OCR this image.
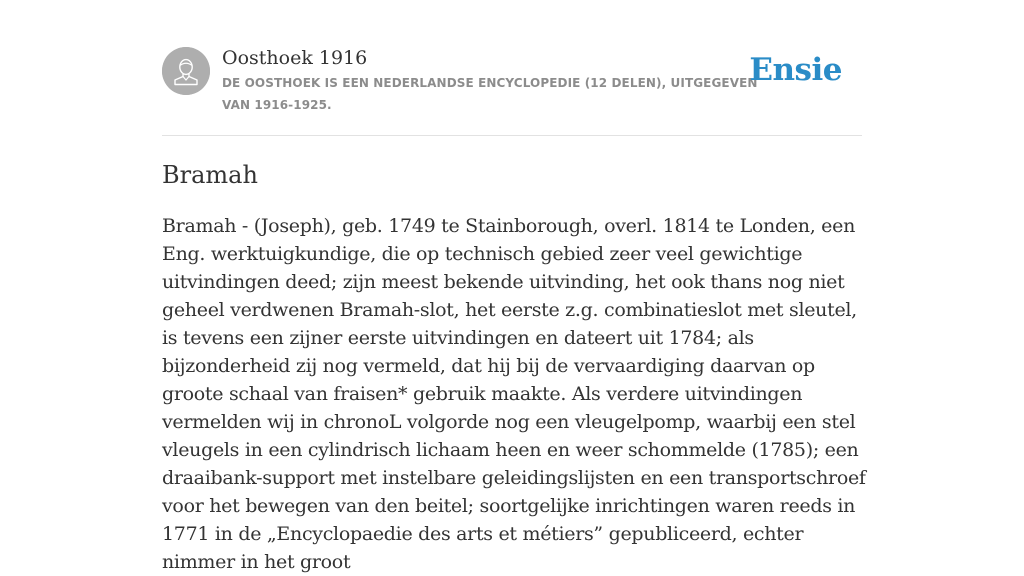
Oosthoek 1916
DE OOSTHOEK IS EEN NEDERLANDSE ENCYCLOPEDIE (12 DELEN), UITGEGEVEN VAN 1916-1925.
Ensie
Bramah

Bramah - (Joseph), geb. 1749 te Stainborough, overl. 1814 te Londen, een Eng. werktuigkundige, die op technisch gebied zeer veel gewichtige uitvindingen deed; zijn meest bekende uitvinding, het ook thans nog niet geheel verdwenen Bramah-slot, het eerste z.g. combinatieslot met sleutel, is tevens een zijner eerste uitvindingen en dateert uit 1784; als bijzonderheid zij nog vermeld, dat hij bij de vervaardiging daarvan op groote schaal van fraisen* gebruik maakte. Als verdere uitvindingen vermelden wij in chronoL volgorde nog een vleugelpomp, waarbij een stel vleugels in een cylindrisch lichaam heen en weer schommelde (1785); een draaibank-support met instelbare geleidingslijsten en een transportschroef voor het bewegen van den beitel; soortgelijke inrichtingen waren reeds in 1771 in de „Encyclopaedie des arts et métiers” gepubliceerd, echter nimmer in het groot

Problem to work on.
Extract all the entries word for word; omit any pictures.

Output.
OCR this image.
Oosthoek 1916
DE OOSTHOEK IS EEN NEDERLANDSE ENCYCLOPEDIE (12 DELEN), UITGEGEVEN VAN 1916-1925.
Ensie
Bramah

Bramah - (Joseph), geb. 1749 te Stainborough, overl. 1814 te Londen, een Eng. werktuigkundige, die op technisch gebied zeer veel gewichtige uitvindingen deed; zijn meest bekende uitvinding, het ook thans nog niet geheel verdwenen Bramah-slot, het eerste z.g. combinatieslot met sleutel, is tevens een zijner eerste uitvindingen en dateert uit 1784; als bijzonderheid zij nog vermeld, dat hij bij de vervaardiging daarvan op groote schaal van fraisen* gebruik maakte. Als verdere uitvindingen vermelden wij in chronoL volgorde nog een vleugelpomp, waarbij een stel vleugels in een cylindrisch lichaam heen en weer schommelde (1785); een draaibank-support met instelbare geleidingslijsten en een transportschroef voor het bewegen van den beitel; soortgelijke inrichtingen waren reeds in 1771 in de „Encyclopaedie des arts et métiers” gepubliceerd, echter nimmer in het groot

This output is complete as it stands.